▶ REQUIRED WORK: Your copy of the material must match it exactly, except that pictures are dropped.

◇ ◇ ◇ ◇

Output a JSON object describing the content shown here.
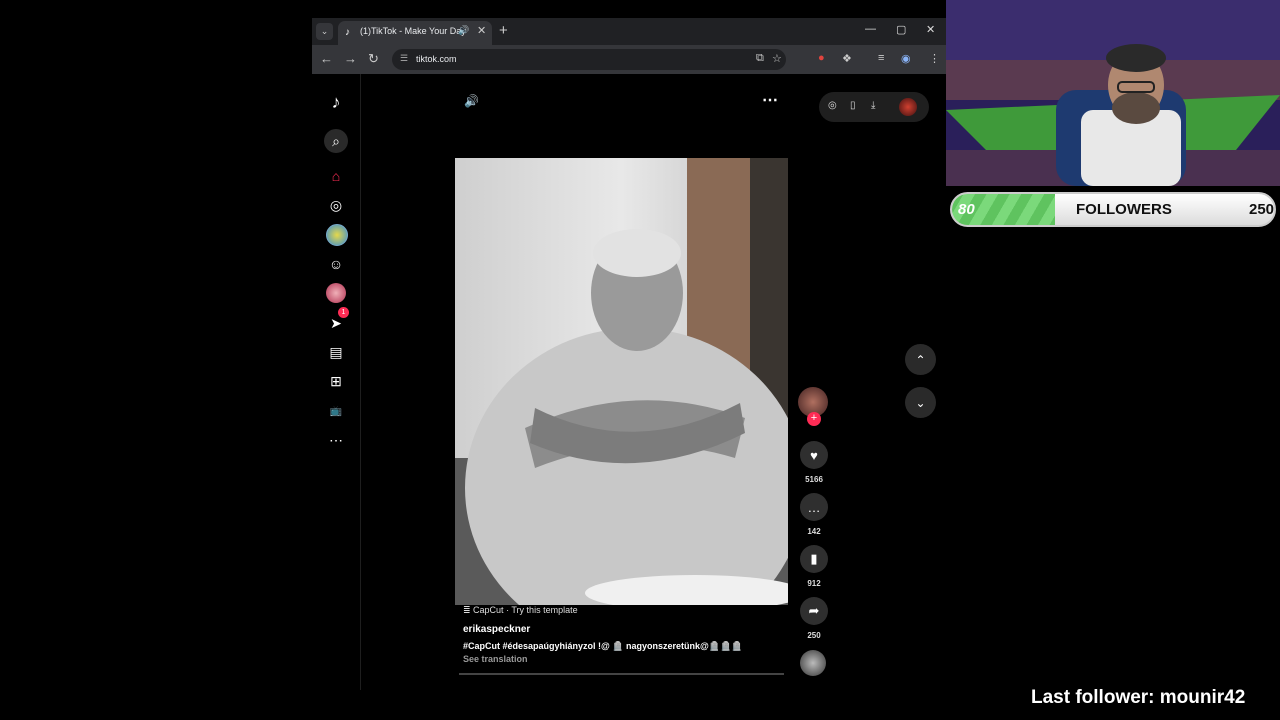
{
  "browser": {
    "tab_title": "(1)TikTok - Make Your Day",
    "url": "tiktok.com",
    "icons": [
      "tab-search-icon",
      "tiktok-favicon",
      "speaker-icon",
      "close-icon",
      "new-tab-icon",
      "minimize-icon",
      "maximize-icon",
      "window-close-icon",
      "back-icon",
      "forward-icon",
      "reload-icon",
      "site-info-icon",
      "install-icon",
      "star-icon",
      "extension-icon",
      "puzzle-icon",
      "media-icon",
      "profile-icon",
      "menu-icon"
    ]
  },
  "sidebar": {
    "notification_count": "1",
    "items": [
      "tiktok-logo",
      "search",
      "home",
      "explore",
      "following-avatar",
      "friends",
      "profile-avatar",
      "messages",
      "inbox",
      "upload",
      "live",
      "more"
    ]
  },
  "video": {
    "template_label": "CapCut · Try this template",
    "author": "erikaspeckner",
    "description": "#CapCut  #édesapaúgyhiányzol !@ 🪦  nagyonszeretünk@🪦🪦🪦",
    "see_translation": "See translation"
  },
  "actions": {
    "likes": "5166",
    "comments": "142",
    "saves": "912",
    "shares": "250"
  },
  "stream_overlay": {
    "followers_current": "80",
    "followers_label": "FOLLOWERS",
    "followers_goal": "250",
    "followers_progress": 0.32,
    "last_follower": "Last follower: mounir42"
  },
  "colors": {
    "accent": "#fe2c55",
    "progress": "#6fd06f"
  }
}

◇ ◇ ◇ ◇

▶ RESULT:
Output a JSON object describing the content shown here.
{
  "browser": {
    "tab_title": "(1)TikTok - Make Your Day",
    "url": "tiktok.com",
    "icons": [
      "tab-search-icon",
      "tiktok-favicon",
      "speaker-icon",
      "close-icon",
      "new-tab-icon",
      "minimize-icon",
      "maximize-icon",
      "window-close-icon",
      "back-icon",
      "forward-icon",
      "reload-icon",
      "site-info-icon",
      "install-icon",
      "star-icon",
      "extension-icon",
      "puzzle-icon",
      "media-icon",
      "profile-icon",
      "menu-icon"
    ]
  },
  "sidebar": {
    "notification_count": "1",
    "items": [
      "tiktok-logo",
      "search",
      "home",
      "explore",
      "following-avatar",
      "friends",
      "profile-avatar",
      "messages",
      "inbox",
      "upload",
      "live",
      "more"
    ]
  },
  "video": {
    "template_label": "CapCut · Try this template",
    "author": "erikaspeckner",
    "description": "#CapCut  #édesapaúgyhiányzol !@ 🪦  nagyonszeretünk@🪦🪦🪦",
    "see_translation": "See translation"
  },
  "actions": {
    "likes": "5166",
    "comments": "142",
    "saves": "912",
    "shares": "250"
  },
  "stream_overlay": {
    "followers_current": "80",
    "followers_label": "FOLLOWERS",
    "followers_goal": "250",
    "followers_progress": 0.32,
    "last_follower": "Last follower: mounir42"
  },
  "colors": {
    "accent": "#fe2c55",
    "progress": "#6fd06f"
  }
}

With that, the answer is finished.